▶ **Task inputs**:

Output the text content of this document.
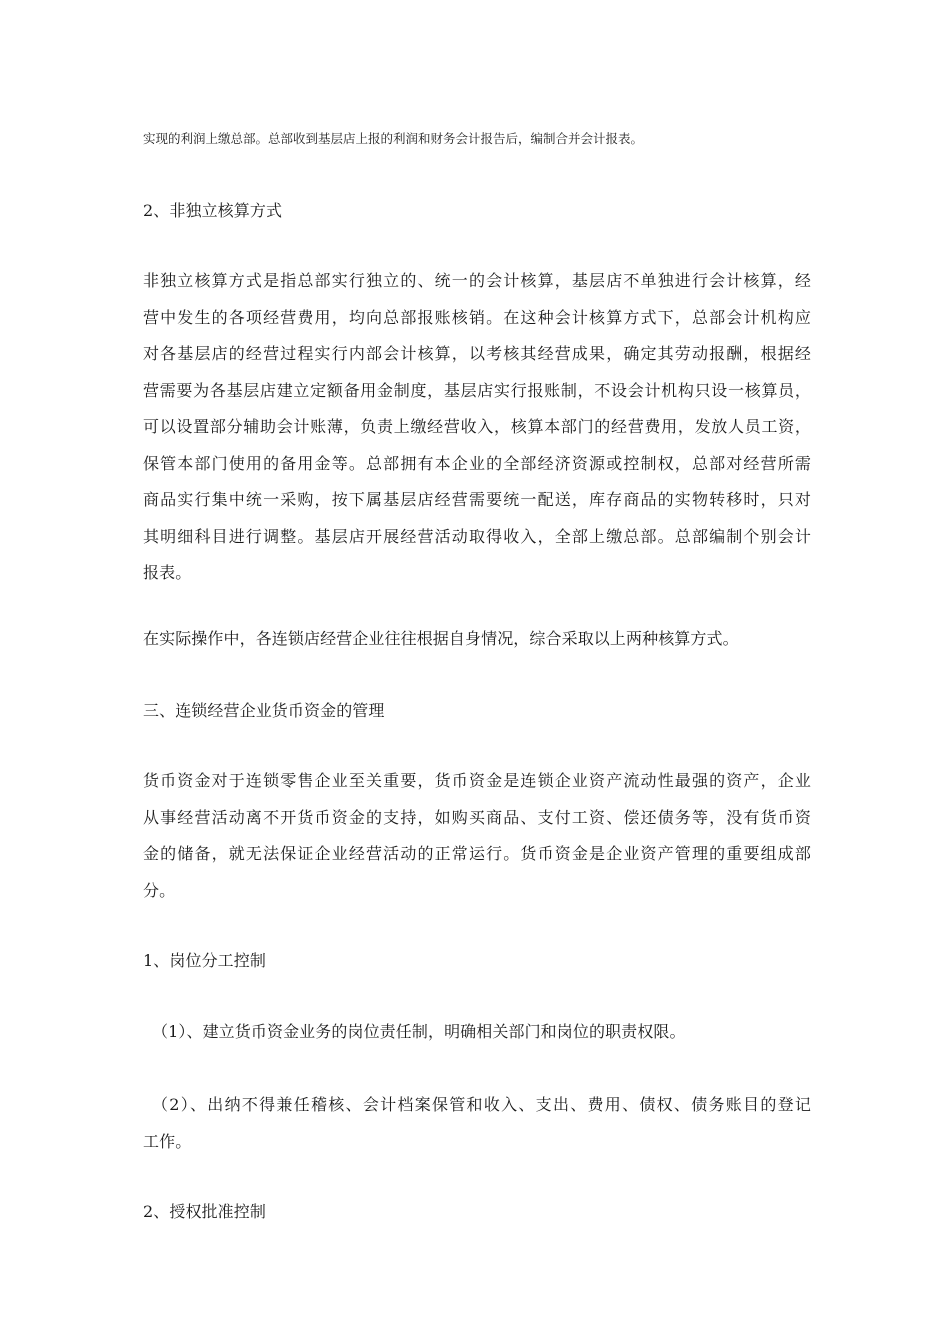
实现的利润上缴总部。总部收到基层店上报的利润和财务会计报告后，编制合并会计报表。
2、非独立核算方式
非独立核算方式是指总部实行独立的、统一的会计核算，基层店不单独进行会计核算，经
营中发生的各项经营费用，均向总部报账核销。在这种会计核算方式下，总部会计机构应
对各基层店的经营过程实行内部会计核算，以考核其经营成果，确定其劳动报酬，根据经
营需要为各基层店建立定额备用金制度，基层店实行报账制，不设会计机构只设一核算员，
可以设置部分辅助会计账薄，负责上缴经营收入，核算本部门的经营费用，发放人员工资，
保管本部门使用的备用金等。总部拥有本企业的全部经济资源或控制权，总部对经营所需
商品实行集中统一采购，按下属基层店经营需要统一配送，库存商品的实物转移时，只对
其明细科目进行调整。基层店开展经营活动取得收入，全部上缴总部。总部编制个别会计
报表。
在实际操作中，各连锁店经营企业往往根据自身情况，综合采取以上两种核算方式。
三、连锁经营企业货币资金的管理
货币资金对于连锁零售企业至关重要，货币资金是连锁企业资产流动性最强的资产，企业
从事经营活动离不开货币资金的支持，如购买商品、支付工资、偿还债务等，没有货币资
金的储备，就无法保证企业经营活动的正常运行。货币资金是企业资产管理的重要组成部
分。
1、岗位分工控制
（1）、建立货币资金业务的岗位责任制，明确相关部门和岗位的职责权限。
（2）、出纳不得兼任稽核、会计档案保管和收入、支出、费用、债权、债务账目的登记
工作。
2、授权批准控制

▶ **Exercise**: Transcribe every entry word for word, but skip the pictures.

▶ **Exercise answer**:
Output the text content of this document.
实现的利润上缴总部。总部收到基层店上报的利润和财务会计报告后，编制合并会计报表。
2、非独立核算方式
非独立核算方式是指总部实行独立的、统一的会计核算，基层店不单独进行会计核算，经
营中发生的各项经营费用，均向总部报账核销。在这种会计核算方式下，总部会计机构应
对各基层店的经营过程实行内部会计核算，以考核其经营成果，确定其劳动报酬，根据经
营需要为各基层店建立定额备用金制度，基层店实行报账制，不设会计机构只设一核算员，
可以设置部分辅助会计账薄，负责上缴经营收入，核算本部门的经营费用，发放人员工资，
保管本部门使用的备用金等。总部拥有本企业的全部经济资源或控制权，总部对经营所需
商品实行集中统一采购，按下属基层店经营需要统一配送，库存商品的实物转移时，只对
其明细科目进行调整。基层店开展经营活动取得收入，全部上缴总部。总部编制个别会计
报表。
在实际操作中，各连锁店经营企业往往根据自身情况，综合采取以上两种核算方式。
三、连锁经营企业货币资金的管理
货币资金对于连锁零售企业至关重要，货币资金是连锁企业资产流动性最强的资产，企业
从事经营活动离不开货币资金的支持，如购买商品、支付工资、偿还债务等，没有货币资
金的储备，就无法保证企业经营活动的正常运行。货币资金是企业资产管理的重要组成部
分。
1、岗位分工控制
（1）、建立货币资金业务的岗位责任制，明确相关部门和岗位的职责权限。
（2）、出纳不得兼任稽核、会计档案保管和收入、支出、费用、债权、债务账目的登记
工作。
2、授权批准控制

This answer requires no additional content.